_Given exercise:_ How many lines in the entries below include the string "Chillspace"? Answer with the number only.

— begin Data to process —

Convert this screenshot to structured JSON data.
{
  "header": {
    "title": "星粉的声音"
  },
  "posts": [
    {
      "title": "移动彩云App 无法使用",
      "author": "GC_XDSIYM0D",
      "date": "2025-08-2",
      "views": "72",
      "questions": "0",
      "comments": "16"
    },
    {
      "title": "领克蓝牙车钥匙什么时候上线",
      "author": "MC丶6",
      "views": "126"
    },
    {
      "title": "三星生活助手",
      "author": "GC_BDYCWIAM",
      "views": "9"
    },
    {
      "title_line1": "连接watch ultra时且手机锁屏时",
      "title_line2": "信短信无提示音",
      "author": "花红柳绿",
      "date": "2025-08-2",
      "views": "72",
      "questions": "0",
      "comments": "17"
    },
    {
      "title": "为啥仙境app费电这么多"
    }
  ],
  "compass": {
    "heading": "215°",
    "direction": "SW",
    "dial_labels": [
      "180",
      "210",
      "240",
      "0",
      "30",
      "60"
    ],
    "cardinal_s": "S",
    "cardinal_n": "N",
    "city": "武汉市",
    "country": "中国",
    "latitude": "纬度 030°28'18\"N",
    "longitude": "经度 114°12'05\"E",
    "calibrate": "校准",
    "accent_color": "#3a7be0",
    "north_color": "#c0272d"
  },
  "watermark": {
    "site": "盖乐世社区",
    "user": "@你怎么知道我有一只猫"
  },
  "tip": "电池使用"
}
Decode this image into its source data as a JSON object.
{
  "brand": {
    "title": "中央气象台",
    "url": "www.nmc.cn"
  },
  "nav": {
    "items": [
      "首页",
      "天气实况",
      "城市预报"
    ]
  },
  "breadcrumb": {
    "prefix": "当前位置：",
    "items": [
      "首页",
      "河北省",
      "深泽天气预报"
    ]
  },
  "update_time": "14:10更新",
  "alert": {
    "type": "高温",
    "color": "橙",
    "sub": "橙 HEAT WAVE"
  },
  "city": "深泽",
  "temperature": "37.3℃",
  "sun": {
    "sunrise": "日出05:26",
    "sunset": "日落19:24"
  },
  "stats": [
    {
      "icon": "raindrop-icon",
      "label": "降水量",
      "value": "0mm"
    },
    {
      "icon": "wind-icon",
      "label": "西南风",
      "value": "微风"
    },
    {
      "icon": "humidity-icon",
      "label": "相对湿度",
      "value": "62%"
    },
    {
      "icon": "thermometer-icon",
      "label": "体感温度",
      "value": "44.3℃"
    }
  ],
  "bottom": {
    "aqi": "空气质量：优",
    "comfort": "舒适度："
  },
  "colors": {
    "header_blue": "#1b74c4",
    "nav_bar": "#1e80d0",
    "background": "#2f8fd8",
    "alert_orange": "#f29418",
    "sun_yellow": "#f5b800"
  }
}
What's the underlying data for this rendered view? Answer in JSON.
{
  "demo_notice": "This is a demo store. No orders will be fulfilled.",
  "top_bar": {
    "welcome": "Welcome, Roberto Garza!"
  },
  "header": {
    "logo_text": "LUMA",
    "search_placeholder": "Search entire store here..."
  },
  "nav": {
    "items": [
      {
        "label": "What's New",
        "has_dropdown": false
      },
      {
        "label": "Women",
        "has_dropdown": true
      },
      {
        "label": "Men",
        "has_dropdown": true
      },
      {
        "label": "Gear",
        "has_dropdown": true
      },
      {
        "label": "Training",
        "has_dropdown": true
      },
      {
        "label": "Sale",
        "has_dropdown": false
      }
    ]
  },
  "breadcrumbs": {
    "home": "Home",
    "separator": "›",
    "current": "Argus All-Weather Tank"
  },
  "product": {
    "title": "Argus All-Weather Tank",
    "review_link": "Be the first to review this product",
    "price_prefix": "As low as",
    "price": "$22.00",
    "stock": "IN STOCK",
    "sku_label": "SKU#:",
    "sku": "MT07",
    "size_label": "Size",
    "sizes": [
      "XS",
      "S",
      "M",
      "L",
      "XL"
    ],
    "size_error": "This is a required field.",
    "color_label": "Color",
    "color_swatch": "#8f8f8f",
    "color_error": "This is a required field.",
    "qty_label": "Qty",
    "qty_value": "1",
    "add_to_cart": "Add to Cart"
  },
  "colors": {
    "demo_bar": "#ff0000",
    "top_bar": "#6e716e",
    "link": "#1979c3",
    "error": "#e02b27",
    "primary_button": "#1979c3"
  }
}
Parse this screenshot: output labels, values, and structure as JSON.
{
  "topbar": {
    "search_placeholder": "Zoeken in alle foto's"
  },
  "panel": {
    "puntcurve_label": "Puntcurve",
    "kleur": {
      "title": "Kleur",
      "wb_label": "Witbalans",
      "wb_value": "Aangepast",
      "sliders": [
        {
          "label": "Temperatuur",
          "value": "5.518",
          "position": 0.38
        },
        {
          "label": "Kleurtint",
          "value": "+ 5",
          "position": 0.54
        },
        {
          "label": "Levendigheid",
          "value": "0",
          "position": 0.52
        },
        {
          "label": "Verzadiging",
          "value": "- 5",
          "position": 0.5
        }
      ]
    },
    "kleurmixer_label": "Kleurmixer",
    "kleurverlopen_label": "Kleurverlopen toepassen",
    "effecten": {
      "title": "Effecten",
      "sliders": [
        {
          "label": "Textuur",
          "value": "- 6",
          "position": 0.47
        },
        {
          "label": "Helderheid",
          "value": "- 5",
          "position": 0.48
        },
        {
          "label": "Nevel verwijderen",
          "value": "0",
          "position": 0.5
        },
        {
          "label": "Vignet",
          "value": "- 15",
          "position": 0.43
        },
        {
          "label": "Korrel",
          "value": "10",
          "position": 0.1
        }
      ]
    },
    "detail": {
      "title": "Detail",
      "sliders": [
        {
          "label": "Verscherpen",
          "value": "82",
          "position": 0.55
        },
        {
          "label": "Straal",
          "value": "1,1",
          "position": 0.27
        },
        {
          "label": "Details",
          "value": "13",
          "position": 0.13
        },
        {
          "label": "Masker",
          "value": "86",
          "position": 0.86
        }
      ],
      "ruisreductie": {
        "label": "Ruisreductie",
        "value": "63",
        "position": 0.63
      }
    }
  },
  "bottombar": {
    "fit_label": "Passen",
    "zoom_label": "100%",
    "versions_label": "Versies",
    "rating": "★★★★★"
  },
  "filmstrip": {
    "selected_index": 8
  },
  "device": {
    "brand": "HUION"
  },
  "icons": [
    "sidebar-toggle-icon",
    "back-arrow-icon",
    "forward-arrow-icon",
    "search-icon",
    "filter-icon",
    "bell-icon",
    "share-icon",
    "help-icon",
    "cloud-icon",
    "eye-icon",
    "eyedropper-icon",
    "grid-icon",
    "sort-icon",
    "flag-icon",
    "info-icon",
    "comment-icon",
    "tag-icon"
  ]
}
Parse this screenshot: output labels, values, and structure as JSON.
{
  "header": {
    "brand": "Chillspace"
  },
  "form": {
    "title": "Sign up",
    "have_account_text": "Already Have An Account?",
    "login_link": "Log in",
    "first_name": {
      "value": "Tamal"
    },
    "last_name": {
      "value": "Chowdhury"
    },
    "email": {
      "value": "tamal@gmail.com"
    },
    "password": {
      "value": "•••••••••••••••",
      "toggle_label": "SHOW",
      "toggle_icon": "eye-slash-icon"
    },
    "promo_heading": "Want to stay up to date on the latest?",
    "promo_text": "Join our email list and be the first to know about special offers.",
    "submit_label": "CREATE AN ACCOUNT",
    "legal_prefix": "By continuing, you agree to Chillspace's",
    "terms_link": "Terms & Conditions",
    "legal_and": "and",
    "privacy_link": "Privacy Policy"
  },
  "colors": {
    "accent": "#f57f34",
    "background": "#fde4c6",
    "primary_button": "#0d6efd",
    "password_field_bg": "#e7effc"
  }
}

— end Data to process —

_Written response:_ 2